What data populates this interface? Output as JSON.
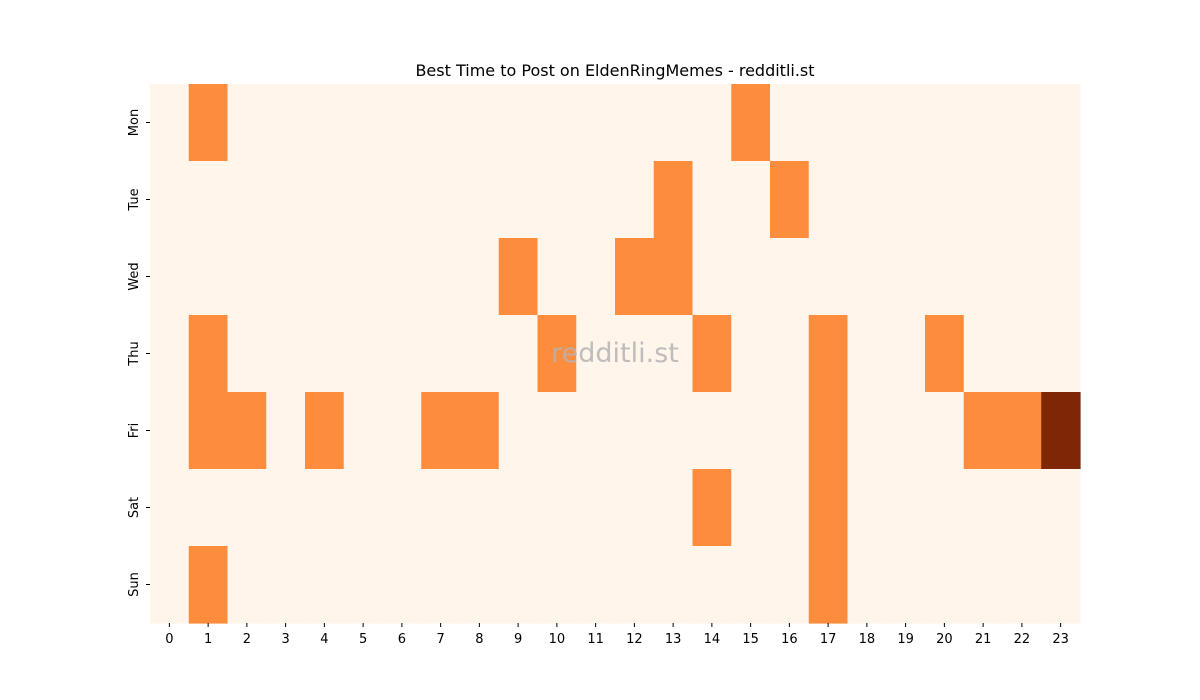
{
  "chart_data": {
    "type": "heatmap",
    "title": "Best Time to Post on EldenRingMemes - redditli.st",
    "watermark": "redditli.st",
    "xlabel": "",
    "ylabel": "",
    "x_ticks": [
      "0",
      "1",
      "2",
      "3",
      "4",
      "5",
      "6",
      "7",
      "8",
      "9",
      "10",
      "11",
      "12",
      "13",
      "14",
      "15",
      "16",
      "17",
      "18",
      "19",
      "20",
      "21",
      "22",
      "23"
    ],
    "y_ticks": [
      "Mon",
      "Tue",
      "Wed",
      "Thu",
      "Fri",
      "Sat",
      "Sun"
    ],
    "colormap": "Oranges",
    "colors": {
      "low": "#fff5eb",
      "mid": "#fd8d3c",
      "high": "#7f2704"
    },
    "grid": false,
    "legend": "none",
    "values": [
      [
        0,
        1,
        0,
        0,
        0,
        0,
        0,
        0,
        0,
        0,
        0,
        0,
        0,
        0,
        0,
        1,
        0,
        0,
        0,
        0,
        0,
        0,
        0,
        0
      ],
      [
        0,
        0,
        0,
        0,
        0,
        0,
        0,
        0,
        0,
        0,
        0,
        0,
        0,
        1,
        0,
        0,
        1,
        0,
        0,
        0,
        0,
        0,
        0,
        0
      ],
      [
        0,
        0,
        0,
        0,
        0,
        0,
        0,
        0,
        0,
        1,
        0,
        0,
        1,
        1,
        0,
        0,
        0,
        0,
        0,
        0,
        0,
        0,
        0,
        0
      ],
      [
        0,
        1,
        0,
        0,
        0,
        0,
        0,
        0,
        0,
        0,
        1,
        0,
        0,
        0,
        1,
        0,
        0,
        1,
        0,
        0,
        1,
        0,
        0,
        0
      ],
      [
        0,
        1,
        1,
        0,
        1,
        0,
        0,
        1,
        1,
        0,
        0,
        0,
        0,
        0,
        0,
        0,
        0,
        1,
        0,
        0,
        0,
        1,
        1,
        2
      ],
      [
        0,
        0,
        0,
        0,
        0,
        0,
        0,
        0,
        0,
        0,
        0,
        0,
        0,
        0,
        1,
        0,
        0,
        1,
        0,
        0,
        0,
        0,
        0,
        0
      ],
      [
        0,
        1,
        0,
        0,
        0,
        0,
        0,
        0,
        0,
        0,
        0,
        0,
        0,
        0,
        0,
        0,
        0,
        1,
        0,
        0,
        0,
        0,
        0,
        0
      ]
    ]
  }
}
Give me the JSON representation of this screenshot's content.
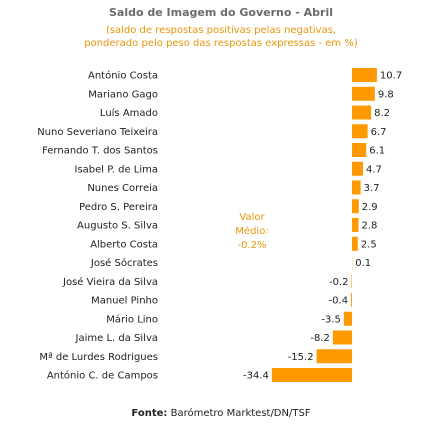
{
  "title": "Saldo de Imagem do Governo - Abril",
  "subtitle_line1": "(saldo de respostas positivas pelas negativas,",
  "subtitle_line2": "ponderado pelo peso das respostas expressas - em %)",
  "average": {
    "line1": "Valor",
    "line2": "Médio:",
    "line3": "-0.2%"
  },
  "source": {
    "label": "Fonte:",
    "text": "Barómetro Marktest/DN/TSF"
  },
  "colors": {
    "bar": "#ff9900",
    "title": "#6b6b6b",
    "accent": "#e8960a",
    "text": "#222222"
  },
  "chart_data": {
    "type": "bar",
    "orientation": "horizontal",
    "categories": [
      "António Costa",
      "Mariano Gago",
      "Luís Amado",
      "Nuno Severiano Teixeira",
      "Fernando T. dos Santos",
      "Isabel P. de Lima",
      "Nunes Correia",
      "Pedro S. Pereira",
      "Augusto S. Silva",
      "Alberto Costa",
      "José Sócrates",
      "José Vieira da Silva",
      "Manuel Pinho",
      "Mário Lino",
      "Jaime L. da Silva",
      "Mª de Lurdes Rodrigues",
      "António C. de Campos"
    ],
    "values": [
      10.7,
      9.8,
      8.2,
      6.7,
      6.1,
      4.7,
      3.7,
      2.9,
      2.8,
      2.5,
      0.1,
      -0.2,
      -0.4,
      -3.5,
      -8.2,
      -15.2,
      -34.4
    ],
    "value_labels": [
      "10.7",
      "9.8",
      "8.2",
      "6.7",
      "6.1",
      "4.7",
      "3.7",
      "2.9",
      "2.8",
      "2.5",
      "0.1",
      "-0.2",
      "-0.4",
      "-3.5",
      "-8.2",
      "-15.2",
      "-34.4"
    ]
  }
}
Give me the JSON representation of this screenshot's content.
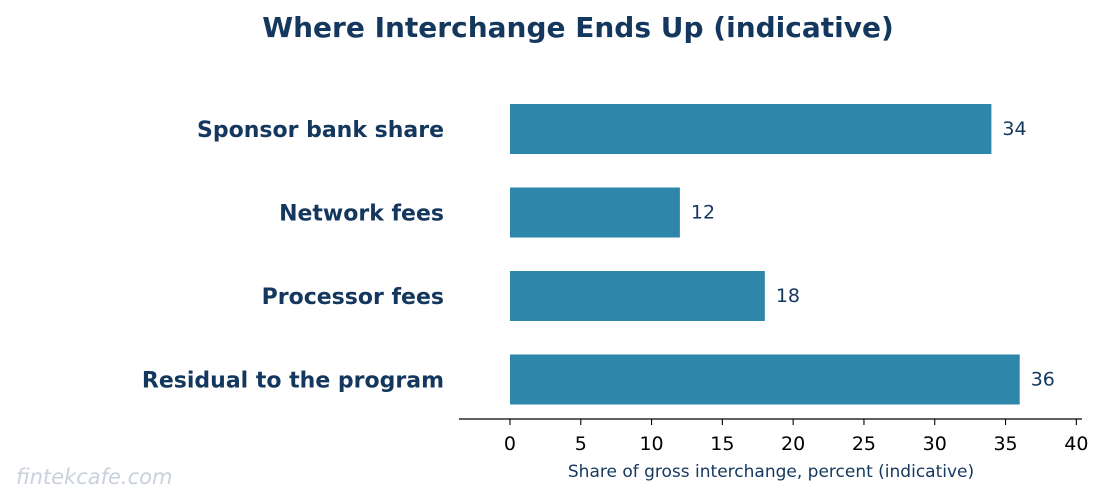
{
  "chart_data": {
    "type": "bar",
    "orientation": "horizontal",
    "title": "Where Interchange Ends Up (indicative)",
    "xlabel": "Share of gross interchange, percent (indicative)",
    "ylabel": "",
    "categories": [
      "Sponsor bank share",
      "Network fees",
      "Processor fees",
      "Residual to the program"
    ],
    "values": [
      34,
      12,
      18,
      36
    ],
    "data_labels": [
      "34",
      "12",
      "18",
      "36"
    ],
    "xlim": [
      -3.6,
      40.4
    ],
    "xticks": [
      0,
      5,
      10,
      15,
      20,
      25,
      30,
      35,
      40
    ],
    "xtick_labels": [
      "0",
      "5",
      "10",
      "15",
      "20",
      "25",
      "30",
      "35",
      "40"
    ],
    "grid": false,
    "legend": "none"
  },
  "watermark": "fintekcafe.com",
  "colors": {
    "bar": "#2e86ab",
    "title": "#14375e",
    "labels": "#14375e",
    "axis": "#000000",
    "watermark": "#c9d1dc"
  }
}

● Problem:
Repeat the material above verbatim. Leave the pictures behind.

● Solution for this exercise:
What data populates this interface? Output as JSON.
{
  "chart_data": {
    "type": "heatmap",
    "title": "Best Time to Post on EldenRingMemes - redditli.st",
    "watermark": "redditli.st",
    "xlabel": "",
    "ylabel": "",
    "x_ticks": [
      "0",
      "1",
      "2",
      "3",
      "4",
      "5",
      "6",
      "7",
      "8",
      "9",
      "10",
      "11",
      "12",
      "13",
      "14",
      "15",
      "16",
      "17",
      "18",
      "19",
      "20",
      "21",
      "22",
      "23"
    ],
    "y_ticks": [
      "Mon",
      "Tue",
      "Wed",
      "Thu",
      "Fri",
      "Sat",
      "Sun"
    ],
    "colormap": "Oranges",
    "colors": {
      "low": "#fff5eb",
      "mid": "#fd8d3c",
      "high": "#7f2704"
    },
    "grid": false,
    "legend": "none",
    "values": [
      [
        0,
        1,
        0,
        0,
        0,
        0,
        0,
        0,
        0,
        0,
        0,
        0,
        0,
        0,
        0,
        1,
        0,
        0,
        0,
        0,
        0,
        0,
        0,
        0
      ],
      [
        0,
        0,
        0,
        0,
        0,
        0,
        0,
        0,
        0,
        0,
        0,
        0,
        0,
        1,
        0,
        0,
        1,
        0,
        0,
        0,
        0,
        0,
        0,
        0
      ],
      [
        0,
        0,
        0,
        0,
        0,
        0,
        0,
        0,
        0,
        1,
        0,
        0,
        1,
        1,
        0,
        0,
        0,
        0,
        0,
        0,
        0,
        0,
        0,
        0
      ],
      [
        0,
        1,
        0,
        0,
        0,
        0,
        0,
        0,
        0,
        0,
        1,
        0,
        0,
        0,
        1,
        0,
        0,
        1,
        0,
        0,
        1,
        0,
        0,
        0
      ],
      [
        0,
        1,
        1,
        0,
        1,
        0,
        0,
        1,
        1,
        0,
        0,
        0,
        0,
        0,
        0,
        0,
        0,
        1,
        0,
        0,
        0,
        1,
        1,
        2
      ],
      [
        0,
        0,
        0,
        0,
        0,
        0,
        0,
        0,
        0,
        0,
        0,
        0,
        0,
        0,
        1,
        0,
        0,
        1,
        0,
        0,
        0,
        0,
        0,
        0
      ],
      [
        0,
        1,
        0,
        0,
        0,
        0,
        0,
        0,
        0,
        0,
        0,
        0,
        0,
        0,
        0,
        0,
        0,
        1,
        0,
        0,
        0,
        0,
        0,
        0
      ]
    ]
  }
}
Give me the JSON representation of this screenshot's content.
{
  "title": "Saldo de Imagem do Governo - Abril",
  "subtitle_line1": "(saldo de respostas positivas pelas negativas,",
  "subtitle_line2": "ponderado pelo peso das respostas expressas - em %)",
  "average": {
    "line1": "Valor",
    "line2": "Médio:",
    "line3": "-0.2%"
  },
  "source": {
    "label": "Fonte:",
    "text": "Barómetro Marktest/DN/TSF"
  },
  "colors": {
    "bar": "#ff9900",
    "title": "#6b6b6b",
    "accent": "#e8960a",
    "text": "#222222"
  },
  "chart_data": {
    "type": "bar",
    "orientation": "horizontal",
    "categories": [
      "António Costa",
      "Mariano Gago",
      "Luís Amado",
      "Nuno Severiano Teixeira",
      "Fernando T. dos Santos",
      "Isabel P. de Lima",
      "Nunes Correia",
      "Pedro S. Pereira",
      "Augusto S. Silva",
      "Alberto Costa",
      "José Sócrates",
      "José Vieira da Silva",
      "Manuel Pinho",
      "Mário Lino",
      "Jaime L. da Silva",
      "Mª de Lurdes Rodrigues",
      "António C. de Campos"
    ],
    "values": [
      10.7,
      9.8,
      8.2,
      6.7,
      6.1,
      4.7,
      3.7,
      2.9,
      2.8,
      2.5,
      0.1,
      -0.2,
      -0.4,
      -3.5,
      -8.2,
      -15.2,
      -34.4
    ],
    "value_labels": [
      "10.7",
      "9.8",
      "8.2",
      "6.7",
      "6.1",
      "4.7",
      "3.7",
      "2.9",
      "2.8",
      "2.5",
      "0.1",
      "-0.2",
      "-0.4",
      "-3.5",
      "-8.2",
      "-15.2",
      "-34.4"
    ]
  }
}
Give me the JSON representation of this screenshot's content.
{
  "chart_data": {
    "type": "bar",
    "orientation": "horizontal",
    "title": "Where Interchange Ends Up (indicative)",
    "xlabel": "Share of gross interchange, percent (indicative)",
    "ylabel": "",
    "categories": [
      "Sponsor bank share",
      "Network fees",
      "Processor fees",
      "Residual to the program"
    ],
    "values": [
      34,
      12,
      18,
      36
    ],
    "data_labels": [
      "34",
      "12",
      "18",
      "36"
    ],
    "xlim": [
      -3.6,
      40.4
    ],
    "xticks": [
      0,
      5,
      10,
      15,
      20,
      25,
      30,
      35,
      40
    ],
    "xtick_labels": [
      "0",
      "5",
      "10",
      "15",
      "20",
      "25",
      "30",
      "35",
      "40"
    ],
    "grid": false,
    "legend": "none"
  },
  "watermark": "fintekcafe.com",
  "colors": {
    "bar": "#2e86ab",
    "title": "#14375e",
    "labels": "#14375e",
    "axis": "#000000",
    "watermark": "#c9d1dc"
  }
}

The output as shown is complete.